## WHAT IS NEEDED
Tally the lines that hold the word "many" and reply with that figure only.

## DATA SECTION
....
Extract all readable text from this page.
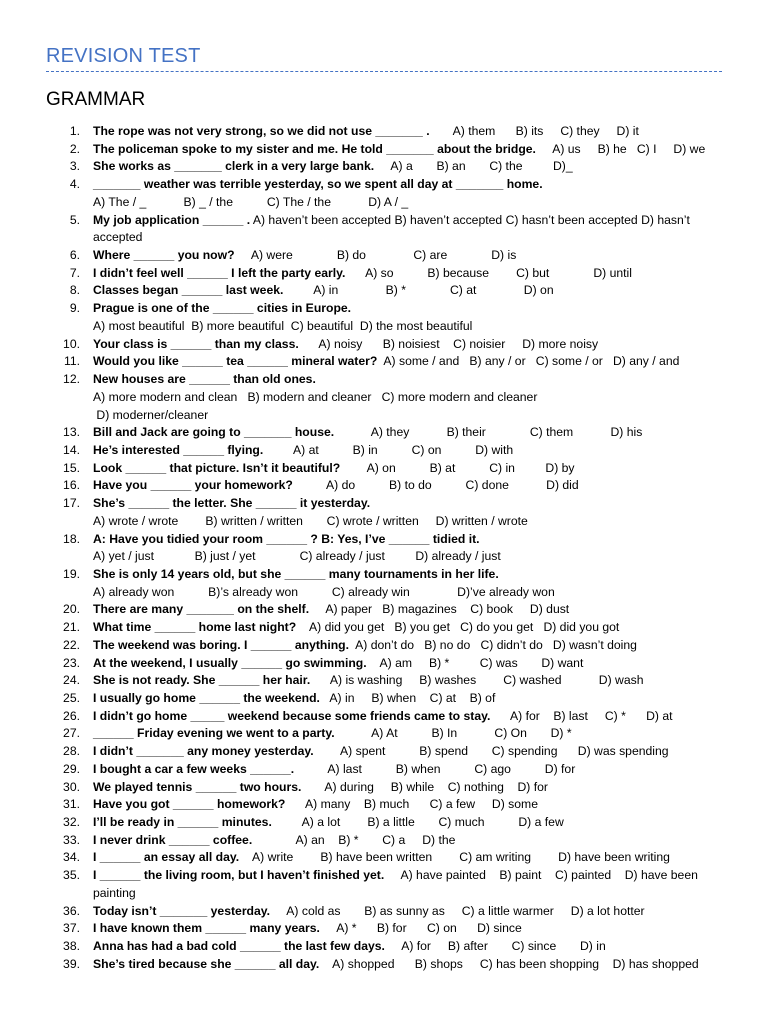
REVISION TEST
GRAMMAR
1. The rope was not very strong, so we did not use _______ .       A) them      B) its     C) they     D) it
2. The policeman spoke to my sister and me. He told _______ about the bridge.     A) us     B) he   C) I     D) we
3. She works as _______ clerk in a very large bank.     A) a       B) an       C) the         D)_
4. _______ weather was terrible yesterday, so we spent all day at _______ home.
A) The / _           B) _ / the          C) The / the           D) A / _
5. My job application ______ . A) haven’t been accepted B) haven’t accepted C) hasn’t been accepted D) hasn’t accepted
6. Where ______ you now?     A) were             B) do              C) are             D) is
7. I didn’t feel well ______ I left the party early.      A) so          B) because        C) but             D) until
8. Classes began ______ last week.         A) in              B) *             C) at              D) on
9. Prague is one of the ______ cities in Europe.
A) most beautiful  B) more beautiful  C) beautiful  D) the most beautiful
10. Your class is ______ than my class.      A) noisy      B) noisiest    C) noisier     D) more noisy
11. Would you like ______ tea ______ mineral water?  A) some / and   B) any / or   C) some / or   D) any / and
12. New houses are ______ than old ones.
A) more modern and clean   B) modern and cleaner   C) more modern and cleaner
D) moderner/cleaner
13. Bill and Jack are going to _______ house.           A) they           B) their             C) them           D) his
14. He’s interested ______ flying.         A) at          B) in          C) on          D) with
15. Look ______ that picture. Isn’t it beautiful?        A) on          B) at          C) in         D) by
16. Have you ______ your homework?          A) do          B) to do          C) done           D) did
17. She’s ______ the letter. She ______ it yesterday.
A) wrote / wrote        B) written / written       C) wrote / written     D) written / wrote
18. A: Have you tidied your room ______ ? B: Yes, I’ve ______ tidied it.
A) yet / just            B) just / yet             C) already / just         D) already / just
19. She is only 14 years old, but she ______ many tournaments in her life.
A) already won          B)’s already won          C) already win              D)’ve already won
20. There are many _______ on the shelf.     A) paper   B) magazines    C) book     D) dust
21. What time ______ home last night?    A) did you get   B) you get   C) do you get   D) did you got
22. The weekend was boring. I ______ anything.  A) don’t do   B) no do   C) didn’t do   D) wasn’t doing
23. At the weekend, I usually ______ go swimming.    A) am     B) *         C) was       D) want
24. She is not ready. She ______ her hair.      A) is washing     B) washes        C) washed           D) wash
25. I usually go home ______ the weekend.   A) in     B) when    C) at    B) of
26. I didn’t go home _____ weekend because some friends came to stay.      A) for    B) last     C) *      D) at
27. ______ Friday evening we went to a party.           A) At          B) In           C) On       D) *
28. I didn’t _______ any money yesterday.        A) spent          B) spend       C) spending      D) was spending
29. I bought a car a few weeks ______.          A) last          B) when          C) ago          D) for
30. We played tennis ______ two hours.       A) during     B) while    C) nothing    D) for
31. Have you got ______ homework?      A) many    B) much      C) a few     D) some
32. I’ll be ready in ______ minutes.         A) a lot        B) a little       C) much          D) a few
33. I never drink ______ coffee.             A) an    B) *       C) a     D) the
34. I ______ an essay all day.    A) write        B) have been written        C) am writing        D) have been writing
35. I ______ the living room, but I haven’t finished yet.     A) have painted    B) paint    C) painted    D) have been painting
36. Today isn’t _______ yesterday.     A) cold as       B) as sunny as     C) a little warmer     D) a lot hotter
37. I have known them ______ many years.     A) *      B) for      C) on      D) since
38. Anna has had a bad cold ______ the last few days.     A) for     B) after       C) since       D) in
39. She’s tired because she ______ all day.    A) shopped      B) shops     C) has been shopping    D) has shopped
....
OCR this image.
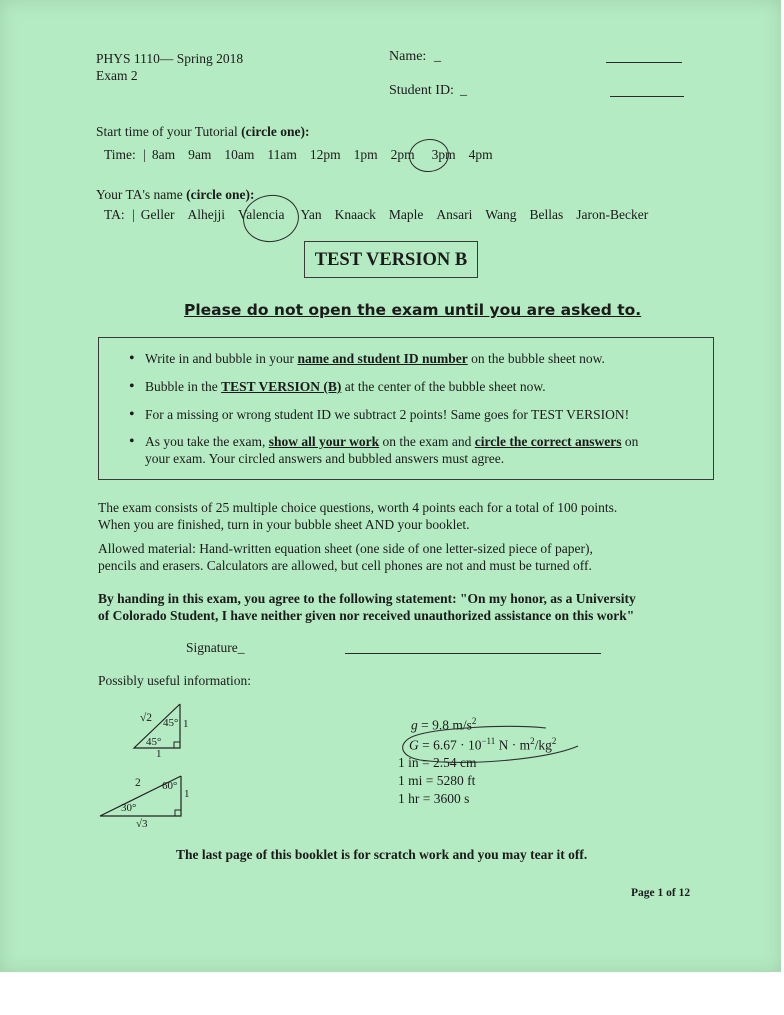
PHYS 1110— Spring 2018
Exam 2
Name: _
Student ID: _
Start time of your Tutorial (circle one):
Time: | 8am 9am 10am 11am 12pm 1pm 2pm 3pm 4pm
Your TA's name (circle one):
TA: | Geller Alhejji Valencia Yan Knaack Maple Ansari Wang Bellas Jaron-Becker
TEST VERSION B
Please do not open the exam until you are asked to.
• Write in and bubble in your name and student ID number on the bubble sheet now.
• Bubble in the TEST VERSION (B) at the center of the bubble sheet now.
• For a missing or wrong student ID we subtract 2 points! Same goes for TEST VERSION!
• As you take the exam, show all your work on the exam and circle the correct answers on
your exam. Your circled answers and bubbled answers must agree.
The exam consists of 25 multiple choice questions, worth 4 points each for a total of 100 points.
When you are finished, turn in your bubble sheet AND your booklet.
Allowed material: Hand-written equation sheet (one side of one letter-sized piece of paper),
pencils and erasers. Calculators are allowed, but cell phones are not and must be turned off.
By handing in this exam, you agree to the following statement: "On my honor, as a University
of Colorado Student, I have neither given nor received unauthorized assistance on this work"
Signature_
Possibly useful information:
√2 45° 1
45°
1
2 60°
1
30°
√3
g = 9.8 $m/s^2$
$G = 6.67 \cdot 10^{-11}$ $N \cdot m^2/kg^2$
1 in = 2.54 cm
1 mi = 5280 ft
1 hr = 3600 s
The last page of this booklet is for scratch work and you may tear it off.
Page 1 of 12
....
## OUTPUT FOR THIS EXERCISE
4